▶ Aim of the exercise
All lines in which the word "legend" occurs are to be extracted.

-- begin --

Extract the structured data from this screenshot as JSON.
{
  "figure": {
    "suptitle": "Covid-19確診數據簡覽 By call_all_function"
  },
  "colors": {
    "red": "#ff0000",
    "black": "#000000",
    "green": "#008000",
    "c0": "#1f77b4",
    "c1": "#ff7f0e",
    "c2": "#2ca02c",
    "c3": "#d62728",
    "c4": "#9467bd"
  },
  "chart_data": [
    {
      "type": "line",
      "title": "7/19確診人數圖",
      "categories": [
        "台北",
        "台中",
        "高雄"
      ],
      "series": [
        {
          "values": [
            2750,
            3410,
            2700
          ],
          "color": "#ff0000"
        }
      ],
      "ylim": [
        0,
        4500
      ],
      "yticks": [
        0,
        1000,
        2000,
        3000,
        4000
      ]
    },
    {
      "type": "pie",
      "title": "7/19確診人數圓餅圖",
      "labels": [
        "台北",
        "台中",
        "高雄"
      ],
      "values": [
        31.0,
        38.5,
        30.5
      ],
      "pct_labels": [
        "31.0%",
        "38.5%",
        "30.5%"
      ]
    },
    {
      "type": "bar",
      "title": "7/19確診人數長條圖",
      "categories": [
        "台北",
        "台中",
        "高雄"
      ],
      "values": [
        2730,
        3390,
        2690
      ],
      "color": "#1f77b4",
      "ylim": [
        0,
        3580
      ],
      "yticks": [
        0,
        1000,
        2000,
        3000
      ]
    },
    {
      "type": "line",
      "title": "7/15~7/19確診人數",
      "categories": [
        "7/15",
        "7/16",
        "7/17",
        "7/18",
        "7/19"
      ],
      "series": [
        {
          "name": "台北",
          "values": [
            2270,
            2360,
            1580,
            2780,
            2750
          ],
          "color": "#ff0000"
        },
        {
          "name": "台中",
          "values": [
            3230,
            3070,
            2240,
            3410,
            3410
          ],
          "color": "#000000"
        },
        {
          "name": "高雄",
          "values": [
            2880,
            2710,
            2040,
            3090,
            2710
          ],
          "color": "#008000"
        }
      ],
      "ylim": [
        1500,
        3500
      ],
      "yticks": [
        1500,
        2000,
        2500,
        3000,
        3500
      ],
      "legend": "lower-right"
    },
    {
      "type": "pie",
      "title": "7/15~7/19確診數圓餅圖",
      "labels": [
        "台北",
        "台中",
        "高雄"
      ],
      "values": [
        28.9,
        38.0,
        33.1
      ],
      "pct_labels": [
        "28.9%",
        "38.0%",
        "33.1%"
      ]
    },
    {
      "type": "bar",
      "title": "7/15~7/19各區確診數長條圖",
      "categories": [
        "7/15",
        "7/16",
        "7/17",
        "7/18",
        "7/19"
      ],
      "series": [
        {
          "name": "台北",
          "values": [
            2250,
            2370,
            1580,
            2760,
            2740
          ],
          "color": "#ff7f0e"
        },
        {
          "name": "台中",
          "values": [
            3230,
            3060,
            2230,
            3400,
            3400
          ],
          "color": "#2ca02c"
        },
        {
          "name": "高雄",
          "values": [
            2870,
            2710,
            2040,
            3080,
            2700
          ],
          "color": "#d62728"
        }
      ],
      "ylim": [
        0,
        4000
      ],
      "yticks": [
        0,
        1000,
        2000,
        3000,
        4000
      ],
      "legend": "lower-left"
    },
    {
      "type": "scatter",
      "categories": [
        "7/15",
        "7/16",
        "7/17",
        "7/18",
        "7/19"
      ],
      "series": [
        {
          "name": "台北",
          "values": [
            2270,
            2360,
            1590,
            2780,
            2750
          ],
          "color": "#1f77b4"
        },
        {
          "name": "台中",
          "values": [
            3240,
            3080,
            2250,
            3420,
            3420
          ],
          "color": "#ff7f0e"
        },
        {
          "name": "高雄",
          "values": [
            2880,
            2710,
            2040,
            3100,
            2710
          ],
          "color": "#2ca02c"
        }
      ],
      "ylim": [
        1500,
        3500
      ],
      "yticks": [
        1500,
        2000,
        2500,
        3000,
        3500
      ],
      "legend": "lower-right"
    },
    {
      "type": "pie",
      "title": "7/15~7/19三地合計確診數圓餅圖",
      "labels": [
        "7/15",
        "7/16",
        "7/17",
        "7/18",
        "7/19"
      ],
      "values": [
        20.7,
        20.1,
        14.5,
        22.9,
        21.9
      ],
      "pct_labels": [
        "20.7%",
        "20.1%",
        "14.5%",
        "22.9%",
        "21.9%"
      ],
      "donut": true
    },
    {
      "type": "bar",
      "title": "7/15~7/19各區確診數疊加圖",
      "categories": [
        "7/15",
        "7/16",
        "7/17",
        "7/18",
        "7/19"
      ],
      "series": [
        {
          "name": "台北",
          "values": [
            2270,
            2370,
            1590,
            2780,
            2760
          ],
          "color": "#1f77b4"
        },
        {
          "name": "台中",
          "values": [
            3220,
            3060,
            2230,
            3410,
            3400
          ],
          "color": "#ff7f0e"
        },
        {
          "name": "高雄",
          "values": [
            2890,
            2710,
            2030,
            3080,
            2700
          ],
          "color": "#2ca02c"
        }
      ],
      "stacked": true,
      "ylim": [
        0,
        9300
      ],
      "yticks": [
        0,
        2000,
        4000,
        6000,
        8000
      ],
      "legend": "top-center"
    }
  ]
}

-- end --

▶ Task result
      "legend": "lower-right"
      "legend": "lower-left"
      "legend": "lower-right"
      "legend": "top-center"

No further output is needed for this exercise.